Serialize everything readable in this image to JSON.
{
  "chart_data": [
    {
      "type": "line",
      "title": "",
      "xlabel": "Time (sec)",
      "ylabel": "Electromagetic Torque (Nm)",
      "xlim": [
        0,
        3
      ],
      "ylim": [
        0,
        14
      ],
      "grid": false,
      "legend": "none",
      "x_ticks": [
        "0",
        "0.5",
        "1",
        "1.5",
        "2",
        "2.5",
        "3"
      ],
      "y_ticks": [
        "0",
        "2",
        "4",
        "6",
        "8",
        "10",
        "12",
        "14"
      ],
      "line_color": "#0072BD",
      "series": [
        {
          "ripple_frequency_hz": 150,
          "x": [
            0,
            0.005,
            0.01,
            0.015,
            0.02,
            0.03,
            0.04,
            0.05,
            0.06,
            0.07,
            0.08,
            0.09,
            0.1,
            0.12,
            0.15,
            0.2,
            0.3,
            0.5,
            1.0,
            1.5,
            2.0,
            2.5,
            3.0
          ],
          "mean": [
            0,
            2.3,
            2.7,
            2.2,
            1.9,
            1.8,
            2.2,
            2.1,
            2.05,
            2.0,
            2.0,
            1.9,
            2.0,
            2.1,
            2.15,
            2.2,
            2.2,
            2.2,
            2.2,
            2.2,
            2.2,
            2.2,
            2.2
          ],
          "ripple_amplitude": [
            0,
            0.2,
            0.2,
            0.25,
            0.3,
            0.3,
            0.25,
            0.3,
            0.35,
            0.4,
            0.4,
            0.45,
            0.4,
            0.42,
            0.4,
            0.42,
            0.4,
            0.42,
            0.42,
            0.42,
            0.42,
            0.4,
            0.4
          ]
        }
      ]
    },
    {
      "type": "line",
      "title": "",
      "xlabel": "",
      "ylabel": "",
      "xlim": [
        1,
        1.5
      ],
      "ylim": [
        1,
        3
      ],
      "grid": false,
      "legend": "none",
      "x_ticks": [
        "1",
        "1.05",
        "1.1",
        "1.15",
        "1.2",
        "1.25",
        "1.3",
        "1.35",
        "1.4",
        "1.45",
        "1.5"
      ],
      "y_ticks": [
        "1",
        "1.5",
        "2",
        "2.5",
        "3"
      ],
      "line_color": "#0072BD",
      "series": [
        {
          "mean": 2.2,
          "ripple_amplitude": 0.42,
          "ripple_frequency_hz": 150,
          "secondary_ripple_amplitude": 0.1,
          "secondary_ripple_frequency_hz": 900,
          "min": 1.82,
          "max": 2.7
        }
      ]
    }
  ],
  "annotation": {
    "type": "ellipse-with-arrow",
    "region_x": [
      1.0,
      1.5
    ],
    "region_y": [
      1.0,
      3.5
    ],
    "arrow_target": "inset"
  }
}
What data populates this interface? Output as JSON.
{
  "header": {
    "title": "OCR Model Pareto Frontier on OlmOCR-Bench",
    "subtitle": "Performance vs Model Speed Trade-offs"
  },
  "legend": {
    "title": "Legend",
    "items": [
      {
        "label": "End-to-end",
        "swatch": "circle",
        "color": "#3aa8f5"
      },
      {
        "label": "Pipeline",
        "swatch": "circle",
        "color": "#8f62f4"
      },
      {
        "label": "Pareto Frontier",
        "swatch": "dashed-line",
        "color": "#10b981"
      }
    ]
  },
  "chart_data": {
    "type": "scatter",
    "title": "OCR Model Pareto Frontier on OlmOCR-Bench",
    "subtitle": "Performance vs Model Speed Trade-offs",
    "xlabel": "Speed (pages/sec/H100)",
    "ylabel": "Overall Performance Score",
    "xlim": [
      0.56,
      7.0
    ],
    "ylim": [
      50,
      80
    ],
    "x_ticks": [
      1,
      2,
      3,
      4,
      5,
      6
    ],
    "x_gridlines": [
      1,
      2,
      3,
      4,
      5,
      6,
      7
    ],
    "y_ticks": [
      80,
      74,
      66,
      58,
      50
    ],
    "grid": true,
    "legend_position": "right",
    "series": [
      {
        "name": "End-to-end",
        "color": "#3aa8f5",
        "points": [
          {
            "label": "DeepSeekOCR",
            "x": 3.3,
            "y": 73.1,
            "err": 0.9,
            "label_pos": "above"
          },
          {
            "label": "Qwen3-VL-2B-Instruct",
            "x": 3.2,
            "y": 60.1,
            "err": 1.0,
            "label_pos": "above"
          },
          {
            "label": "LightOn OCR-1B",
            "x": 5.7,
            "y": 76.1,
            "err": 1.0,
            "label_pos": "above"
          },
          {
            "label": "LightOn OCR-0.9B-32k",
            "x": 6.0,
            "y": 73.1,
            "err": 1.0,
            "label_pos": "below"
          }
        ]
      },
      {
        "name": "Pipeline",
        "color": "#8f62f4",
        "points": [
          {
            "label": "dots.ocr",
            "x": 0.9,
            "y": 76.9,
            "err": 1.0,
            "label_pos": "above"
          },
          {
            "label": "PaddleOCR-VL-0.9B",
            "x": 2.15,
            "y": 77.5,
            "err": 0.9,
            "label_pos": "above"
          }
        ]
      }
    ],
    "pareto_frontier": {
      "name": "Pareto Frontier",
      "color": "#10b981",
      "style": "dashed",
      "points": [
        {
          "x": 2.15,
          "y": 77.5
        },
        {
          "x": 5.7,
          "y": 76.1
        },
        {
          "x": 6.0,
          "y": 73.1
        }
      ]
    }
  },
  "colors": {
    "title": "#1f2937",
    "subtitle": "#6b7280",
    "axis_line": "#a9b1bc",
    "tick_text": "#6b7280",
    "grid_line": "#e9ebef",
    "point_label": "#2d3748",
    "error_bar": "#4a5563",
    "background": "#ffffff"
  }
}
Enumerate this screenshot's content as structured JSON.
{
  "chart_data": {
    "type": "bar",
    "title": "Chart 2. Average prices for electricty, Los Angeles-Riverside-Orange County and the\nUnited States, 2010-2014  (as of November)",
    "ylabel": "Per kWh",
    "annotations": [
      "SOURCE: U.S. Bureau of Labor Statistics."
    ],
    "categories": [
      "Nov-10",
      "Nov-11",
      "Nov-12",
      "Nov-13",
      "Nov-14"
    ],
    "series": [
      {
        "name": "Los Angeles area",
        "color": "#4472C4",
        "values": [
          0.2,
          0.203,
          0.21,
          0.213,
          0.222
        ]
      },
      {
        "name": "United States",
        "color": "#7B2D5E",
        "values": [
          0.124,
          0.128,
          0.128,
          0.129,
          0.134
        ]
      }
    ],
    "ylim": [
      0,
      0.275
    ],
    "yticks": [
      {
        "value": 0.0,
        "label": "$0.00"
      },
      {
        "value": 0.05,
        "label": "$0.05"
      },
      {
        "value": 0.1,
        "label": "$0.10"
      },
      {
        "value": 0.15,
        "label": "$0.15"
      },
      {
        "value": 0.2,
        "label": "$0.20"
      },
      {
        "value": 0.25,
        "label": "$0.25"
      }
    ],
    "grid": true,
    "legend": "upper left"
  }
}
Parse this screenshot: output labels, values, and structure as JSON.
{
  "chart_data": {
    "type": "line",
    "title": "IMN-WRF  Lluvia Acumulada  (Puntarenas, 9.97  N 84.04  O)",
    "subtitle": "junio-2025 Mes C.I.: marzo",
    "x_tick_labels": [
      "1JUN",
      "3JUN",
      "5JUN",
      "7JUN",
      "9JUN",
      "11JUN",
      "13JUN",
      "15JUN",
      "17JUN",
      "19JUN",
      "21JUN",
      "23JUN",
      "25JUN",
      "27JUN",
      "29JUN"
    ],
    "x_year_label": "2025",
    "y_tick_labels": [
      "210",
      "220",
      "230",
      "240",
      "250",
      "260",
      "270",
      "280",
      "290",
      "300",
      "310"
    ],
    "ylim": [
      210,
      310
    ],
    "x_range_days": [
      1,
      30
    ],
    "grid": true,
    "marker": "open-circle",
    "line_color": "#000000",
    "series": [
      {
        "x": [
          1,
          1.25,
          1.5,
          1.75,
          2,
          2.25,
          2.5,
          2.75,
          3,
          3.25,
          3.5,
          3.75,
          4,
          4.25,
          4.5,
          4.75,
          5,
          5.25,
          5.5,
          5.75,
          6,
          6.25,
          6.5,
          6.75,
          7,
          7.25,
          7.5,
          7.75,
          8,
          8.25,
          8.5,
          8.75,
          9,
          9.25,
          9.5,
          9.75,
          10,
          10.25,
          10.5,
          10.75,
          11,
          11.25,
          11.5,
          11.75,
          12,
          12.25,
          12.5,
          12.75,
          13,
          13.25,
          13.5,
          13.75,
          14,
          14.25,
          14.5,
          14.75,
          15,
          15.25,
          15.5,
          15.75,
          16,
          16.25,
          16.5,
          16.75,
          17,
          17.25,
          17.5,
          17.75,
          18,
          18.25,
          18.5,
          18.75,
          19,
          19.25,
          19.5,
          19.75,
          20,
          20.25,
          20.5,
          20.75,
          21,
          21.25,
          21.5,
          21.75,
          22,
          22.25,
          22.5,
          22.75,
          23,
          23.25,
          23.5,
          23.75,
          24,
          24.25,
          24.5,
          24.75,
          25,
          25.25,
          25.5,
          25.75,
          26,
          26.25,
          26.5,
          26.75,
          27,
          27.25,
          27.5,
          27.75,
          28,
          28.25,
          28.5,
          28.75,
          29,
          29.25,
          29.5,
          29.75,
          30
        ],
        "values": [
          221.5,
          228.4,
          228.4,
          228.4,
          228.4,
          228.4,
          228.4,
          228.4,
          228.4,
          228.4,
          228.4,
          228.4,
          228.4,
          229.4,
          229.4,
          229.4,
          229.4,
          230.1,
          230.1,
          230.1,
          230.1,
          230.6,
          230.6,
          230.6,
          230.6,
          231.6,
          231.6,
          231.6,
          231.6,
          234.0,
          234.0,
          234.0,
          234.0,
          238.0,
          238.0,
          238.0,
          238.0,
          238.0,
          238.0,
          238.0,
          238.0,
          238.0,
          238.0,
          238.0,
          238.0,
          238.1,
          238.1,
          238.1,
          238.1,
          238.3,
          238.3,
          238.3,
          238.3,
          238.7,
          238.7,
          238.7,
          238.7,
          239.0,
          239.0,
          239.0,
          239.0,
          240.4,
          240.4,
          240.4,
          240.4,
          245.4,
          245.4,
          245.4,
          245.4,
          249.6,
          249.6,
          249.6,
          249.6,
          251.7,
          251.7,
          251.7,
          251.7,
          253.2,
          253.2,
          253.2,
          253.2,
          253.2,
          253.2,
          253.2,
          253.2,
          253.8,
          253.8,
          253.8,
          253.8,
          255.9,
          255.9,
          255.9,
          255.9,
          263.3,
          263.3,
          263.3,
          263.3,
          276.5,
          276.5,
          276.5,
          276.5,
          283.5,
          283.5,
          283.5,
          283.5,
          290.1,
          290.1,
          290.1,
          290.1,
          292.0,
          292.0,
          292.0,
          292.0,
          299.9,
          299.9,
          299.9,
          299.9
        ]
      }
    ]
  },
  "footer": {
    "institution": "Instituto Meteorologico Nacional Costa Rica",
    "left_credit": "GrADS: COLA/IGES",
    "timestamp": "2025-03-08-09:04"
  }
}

Exercise description:
Report how many lines in this data include the string "Angeles", and nothing else.

In response:
2